** EXERCISE PROMPT **
From the data below, return each line in which the string "commenter" is found.

[Extracted records]

********

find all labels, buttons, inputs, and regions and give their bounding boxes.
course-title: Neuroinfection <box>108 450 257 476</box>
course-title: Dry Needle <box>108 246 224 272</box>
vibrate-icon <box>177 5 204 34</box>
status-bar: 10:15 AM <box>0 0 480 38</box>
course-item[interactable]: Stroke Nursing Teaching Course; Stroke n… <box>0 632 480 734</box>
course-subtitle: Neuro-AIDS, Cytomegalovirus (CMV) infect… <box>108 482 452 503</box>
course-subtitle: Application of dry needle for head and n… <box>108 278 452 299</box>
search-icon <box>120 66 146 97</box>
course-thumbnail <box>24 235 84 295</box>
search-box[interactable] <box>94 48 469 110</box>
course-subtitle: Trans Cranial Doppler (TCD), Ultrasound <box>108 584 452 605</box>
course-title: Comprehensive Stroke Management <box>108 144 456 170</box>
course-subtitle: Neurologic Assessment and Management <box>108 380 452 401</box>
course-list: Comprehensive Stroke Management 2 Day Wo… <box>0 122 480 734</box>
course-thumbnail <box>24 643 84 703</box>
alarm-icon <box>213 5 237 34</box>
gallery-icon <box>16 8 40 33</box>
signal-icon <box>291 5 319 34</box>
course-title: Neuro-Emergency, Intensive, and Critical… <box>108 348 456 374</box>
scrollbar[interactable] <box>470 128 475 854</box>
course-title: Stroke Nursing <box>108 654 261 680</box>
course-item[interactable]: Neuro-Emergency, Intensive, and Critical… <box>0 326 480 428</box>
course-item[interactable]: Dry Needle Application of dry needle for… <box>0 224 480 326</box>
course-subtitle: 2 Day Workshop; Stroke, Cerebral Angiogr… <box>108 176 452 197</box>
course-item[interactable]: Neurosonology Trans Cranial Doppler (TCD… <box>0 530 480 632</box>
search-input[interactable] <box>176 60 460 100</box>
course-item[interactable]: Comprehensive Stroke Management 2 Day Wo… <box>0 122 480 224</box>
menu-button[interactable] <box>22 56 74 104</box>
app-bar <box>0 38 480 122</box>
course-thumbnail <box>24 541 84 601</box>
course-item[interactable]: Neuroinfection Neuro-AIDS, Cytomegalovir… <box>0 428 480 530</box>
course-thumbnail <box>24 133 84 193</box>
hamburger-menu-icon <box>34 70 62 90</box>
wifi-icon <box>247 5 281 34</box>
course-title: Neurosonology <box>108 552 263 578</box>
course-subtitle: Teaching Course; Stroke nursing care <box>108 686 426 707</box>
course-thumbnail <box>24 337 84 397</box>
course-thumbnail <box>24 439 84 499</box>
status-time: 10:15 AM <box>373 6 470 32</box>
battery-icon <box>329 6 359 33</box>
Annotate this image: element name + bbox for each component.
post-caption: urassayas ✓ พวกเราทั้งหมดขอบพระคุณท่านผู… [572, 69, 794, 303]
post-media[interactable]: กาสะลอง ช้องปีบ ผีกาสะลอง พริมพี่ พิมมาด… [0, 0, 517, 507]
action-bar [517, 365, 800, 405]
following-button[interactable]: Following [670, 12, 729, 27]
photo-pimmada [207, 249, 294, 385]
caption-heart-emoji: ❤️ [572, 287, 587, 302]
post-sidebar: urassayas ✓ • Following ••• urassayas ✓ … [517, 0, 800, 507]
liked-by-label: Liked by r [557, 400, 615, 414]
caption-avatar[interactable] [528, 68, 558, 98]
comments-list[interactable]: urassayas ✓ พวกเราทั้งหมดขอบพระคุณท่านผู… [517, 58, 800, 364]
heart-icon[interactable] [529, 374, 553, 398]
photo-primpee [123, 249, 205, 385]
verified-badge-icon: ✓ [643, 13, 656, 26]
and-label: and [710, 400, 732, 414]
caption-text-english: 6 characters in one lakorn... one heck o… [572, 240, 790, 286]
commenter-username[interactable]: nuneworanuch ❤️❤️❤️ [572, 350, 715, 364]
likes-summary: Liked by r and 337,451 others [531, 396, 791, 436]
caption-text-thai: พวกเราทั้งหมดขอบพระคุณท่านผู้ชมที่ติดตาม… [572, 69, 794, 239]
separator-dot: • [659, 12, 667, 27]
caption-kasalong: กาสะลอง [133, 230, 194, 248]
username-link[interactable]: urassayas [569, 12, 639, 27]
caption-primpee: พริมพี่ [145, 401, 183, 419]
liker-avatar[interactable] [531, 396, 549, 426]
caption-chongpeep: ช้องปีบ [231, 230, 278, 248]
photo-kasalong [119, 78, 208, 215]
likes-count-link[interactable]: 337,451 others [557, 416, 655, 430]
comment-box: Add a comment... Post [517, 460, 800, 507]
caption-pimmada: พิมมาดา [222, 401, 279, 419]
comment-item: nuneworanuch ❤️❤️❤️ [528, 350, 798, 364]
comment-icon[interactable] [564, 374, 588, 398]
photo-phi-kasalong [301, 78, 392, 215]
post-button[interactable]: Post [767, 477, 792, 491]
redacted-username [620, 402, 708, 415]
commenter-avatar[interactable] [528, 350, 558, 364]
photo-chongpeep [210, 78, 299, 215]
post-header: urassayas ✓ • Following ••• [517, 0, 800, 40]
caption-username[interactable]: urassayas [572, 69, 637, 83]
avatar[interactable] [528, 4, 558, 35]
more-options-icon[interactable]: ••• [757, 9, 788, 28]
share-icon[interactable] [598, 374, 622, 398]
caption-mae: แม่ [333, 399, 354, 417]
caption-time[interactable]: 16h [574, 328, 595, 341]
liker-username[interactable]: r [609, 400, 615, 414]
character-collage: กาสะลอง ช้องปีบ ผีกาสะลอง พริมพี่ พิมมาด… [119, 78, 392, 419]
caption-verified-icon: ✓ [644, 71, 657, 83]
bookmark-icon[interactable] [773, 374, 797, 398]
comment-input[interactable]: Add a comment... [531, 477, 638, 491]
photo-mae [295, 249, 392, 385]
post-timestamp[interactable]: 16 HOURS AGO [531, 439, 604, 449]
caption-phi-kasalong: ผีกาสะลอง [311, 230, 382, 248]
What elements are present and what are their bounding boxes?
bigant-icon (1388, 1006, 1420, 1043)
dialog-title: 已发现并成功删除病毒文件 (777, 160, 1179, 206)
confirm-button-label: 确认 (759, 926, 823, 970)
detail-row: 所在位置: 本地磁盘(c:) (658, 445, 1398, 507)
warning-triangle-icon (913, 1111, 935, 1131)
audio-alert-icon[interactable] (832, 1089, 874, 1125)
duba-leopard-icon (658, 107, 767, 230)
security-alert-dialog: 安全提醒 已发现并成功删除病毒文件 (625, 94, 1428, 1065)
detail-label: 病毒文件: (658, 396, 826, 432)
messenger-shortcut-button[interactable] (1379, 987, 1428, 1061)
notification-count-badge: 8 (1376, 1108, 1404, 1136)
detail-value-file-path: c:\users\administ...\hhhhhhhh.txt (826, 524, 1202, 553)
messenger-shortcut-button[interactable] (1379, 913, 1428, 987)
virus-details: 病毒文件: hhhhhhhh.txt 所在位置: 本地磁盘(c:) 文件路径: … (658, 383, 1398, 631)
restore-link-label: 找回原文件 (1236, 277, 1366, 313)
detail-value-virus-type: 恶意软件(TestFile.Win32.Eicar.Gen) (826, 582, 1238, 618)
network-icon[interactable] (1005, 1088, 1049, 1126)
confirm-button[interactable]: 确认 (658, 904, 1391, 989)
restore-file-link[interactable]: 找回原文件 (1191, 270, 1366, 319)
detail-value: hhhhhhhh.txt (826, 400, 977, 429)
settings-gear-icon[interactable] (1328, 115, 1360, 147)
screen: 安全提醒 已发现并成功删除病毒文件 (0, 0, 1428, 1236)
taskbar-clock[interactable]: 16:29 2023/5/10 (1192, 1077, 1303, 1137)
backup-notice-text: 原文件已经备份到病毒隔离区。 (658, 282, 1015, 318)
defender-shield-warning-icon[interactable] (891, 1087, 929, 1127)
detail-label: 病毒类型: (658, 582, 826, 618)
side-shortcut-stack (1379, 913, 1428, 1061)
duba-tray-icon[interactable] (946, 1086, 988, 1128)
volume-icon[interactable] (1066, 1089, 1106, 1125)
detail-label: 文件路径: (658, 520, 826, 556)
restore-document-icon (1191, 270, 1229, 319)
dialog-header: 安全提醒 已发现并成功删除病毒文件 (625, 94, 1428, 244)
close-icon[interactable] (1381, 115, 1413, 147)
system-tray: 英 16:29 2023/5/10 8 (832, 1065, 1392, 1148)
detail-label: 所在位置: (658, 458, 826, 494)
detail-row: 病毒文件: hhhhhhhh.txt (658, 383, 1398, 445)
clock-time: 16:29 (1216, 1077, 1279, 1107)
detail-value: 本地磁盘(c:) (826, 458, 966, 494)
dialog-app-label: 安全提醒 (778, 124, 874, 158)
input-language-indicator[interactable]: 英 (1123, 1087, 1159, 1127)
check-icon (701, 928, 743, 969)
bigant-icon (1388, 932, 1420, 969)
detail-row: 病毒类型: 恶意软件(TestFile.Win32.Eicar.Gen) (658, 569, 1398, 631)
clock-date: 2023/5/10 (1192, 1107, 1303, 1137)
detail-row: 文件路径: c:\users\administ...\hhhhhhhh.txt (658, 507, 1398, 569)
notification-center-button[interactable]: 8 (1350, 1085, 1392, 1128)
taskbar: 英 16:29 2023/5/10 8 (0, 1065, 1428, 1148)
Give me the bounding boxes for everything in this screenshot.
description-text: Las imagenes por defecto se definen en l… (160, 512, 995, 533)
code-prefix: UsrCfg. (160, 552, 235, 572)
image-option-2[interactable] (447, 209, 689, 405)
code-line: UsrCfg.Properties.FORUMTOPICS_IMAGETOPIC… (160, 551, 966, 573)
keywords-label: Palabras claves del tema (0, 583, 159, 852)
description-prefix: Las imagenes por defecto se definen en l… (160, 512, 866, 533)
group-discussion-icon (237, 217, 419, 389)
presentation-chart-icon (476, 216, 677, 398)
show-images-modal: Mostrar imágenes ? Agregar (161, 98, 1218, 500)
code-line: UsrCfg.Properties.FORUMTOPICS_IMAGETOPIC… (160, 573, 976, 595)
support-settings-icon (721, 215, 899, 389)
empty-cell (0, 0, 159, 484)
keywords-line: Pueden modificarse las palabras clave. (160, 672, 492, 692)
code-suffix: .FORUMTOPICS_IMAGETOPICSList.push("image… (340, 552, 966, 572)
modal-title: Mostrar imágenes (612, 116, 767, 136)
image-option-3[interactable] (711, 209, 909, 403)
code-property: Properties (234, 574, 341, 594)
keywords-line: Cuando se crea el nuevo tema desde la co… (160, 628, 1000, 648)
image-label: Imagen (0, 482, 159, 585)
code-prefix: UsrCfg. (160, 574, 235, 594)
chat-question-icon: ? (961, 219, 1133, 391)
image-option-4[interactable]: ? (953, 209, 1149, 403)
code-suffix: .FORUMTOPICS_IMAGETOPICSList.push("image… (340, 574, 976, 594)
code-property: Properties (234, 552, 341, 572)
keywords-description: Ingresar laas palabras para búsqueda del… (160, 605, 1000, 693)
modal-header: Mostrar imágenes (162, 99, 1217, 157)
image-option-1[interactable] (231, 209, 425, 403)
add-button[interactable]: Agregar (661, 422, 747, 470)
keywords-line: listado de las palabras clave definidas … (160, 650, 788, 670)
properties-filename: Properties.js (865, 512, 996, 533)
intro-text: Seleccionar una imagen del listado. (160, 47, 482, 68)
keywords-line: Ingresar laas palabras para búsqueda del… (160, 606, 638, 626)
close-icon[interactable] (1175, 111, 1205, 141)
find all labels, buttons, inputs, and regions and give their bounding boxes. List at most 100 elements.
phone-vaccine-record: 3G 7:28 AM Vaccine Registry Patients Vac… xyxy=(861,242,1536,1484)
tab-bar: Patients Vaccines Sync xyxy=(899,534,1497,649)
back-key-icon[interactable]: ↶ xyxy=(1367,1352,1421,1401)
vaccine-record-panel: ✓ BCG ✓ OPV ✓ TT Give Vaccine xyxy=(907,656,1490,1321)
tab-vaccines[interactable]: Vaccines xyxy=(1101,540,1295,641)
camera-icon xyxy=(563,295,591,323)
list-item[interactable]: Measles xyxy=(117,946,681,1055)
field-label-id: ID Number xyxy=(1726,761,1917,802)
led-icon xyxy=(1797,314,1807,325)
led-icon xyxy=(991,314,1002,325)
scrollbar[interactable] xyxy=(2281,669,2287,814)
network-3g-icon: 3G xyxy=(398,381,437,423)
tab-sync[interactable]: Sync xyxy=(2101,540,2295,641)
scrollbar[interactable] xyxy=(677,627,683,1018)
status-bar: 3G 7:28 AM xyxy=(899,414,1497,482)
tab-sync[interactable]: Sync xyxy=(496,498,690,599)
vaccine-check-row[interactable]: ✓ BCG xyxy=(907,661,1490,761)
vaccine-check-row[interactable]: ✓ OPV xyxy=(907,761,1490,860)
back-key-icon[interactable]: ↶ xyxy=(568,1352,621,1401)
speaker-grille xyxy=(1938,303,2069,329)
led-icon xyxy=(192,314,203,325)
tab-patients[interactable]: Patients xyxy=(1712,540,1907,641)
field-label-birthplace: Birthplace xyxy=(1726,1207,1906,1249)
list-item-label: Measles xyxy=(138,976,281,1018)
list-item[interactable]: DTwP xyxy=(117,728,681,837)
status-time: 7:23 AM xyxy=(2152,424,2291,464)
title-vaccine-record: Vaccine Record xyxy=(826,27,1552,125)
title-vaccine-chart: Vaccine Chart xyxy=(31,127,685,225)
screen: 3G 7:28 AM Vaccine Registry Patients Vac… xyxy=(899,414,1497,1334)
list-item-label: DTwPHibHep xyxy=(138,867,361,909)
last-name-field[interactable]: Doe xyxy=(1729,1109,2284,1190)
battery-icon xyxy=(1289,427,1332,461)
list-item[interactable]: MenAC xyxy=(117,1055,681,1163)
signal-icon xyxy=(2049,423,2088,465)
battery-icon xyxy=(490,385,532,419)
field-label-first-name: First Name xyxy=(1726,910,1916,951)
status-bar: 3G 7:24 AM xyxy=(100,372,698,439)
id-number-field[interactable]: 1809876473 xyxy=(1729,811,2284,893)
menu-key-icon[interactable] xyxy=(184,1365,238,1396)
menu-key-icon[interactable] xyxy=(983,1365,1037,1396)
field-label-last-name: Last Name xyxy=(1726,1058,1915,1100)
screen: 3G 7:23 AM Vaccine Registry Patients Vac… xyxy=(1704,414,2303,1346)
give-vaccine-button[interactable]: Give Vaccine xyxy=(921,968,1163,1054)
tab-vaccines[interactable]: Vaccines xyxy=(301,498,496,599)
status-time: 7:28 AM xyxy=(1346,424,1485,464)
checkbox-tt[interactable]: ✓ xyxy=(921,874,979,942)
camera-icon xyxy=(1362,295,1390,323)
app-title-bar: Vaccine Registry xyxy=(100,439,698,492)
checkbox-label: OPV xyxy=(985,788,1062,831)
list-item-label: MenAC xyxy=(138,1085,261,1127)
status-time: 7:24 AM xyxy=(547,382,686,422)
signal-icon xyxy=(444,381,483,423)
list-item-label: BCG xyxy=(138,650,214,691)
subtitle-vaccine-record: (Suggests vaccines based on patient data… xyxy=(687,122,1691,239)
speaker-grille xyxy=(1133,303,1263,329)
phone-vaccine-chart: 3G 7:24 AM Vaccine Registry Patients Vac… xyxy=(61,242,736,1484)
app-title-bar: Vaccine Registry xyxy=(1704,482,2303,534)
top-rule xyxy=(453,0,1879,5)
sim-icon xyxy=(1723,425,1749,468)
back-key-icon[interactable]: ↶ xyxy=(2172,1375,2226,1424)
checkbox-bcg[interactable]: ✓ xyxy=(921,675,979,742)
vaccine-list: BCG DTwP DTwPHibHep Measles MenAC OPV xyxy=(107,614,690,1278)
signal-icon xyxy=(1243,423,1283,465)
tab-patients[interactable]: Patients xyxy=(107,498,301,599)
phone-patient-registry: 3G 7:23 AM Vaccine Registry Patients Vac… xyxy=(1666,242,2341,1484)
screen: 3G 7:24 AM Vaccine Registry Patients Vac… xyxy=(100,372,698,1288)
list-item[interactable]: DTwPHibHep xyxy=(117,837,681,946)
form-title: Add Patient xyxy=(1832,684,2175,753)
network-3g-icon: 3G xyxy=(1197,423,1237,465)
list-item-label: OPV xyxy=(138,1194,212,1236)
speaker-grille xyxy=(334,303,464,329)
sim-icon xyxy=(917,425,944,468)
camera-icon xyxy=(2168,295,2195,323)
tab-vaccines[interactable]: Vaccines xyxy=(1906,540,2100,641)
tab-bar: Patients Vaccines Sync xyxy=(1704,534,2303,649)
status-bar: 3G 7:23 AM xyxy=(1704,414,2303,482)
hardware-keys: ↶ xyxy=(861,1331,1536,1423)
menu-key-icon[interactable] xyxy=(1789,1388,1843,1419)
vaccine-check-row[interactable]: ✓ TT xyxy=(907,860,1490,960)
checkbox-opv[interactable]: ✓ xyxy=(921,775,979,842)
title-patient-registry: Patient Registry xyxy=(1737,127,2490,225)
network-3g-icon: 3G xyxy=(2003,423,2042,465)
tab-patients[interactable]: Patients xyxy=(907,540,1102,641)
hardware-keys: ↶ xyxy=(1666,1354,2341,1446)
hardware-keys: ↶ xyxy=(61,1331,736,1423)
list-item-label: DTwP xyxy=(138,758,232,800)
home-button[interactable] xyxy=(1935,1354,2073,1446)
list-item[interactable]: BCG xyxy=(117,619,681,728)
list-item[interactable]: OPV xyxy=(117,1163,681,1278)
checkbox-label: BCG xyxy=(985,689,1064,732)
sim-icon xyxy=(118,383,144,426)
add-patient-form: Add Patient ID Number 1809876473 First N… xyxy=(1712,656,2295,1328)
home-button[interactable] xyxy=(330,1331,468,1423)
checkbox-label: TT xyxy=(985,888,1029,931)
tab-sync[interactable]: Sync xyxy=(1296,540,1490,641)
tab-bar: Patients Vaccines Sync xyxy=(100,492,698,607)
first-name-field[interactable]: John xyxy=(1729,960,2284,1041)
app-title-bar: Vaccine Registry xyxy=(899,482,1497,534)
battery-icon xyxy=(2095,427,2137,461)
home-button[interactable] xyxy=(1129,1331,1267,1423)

********

** ANSWER BOX **
commenter-username[interactable]: nuneworanuch ❤️❤️❤️ [572, 350, 715, 364]
commenter-avatar[interactable] [528, 350, 558, 364]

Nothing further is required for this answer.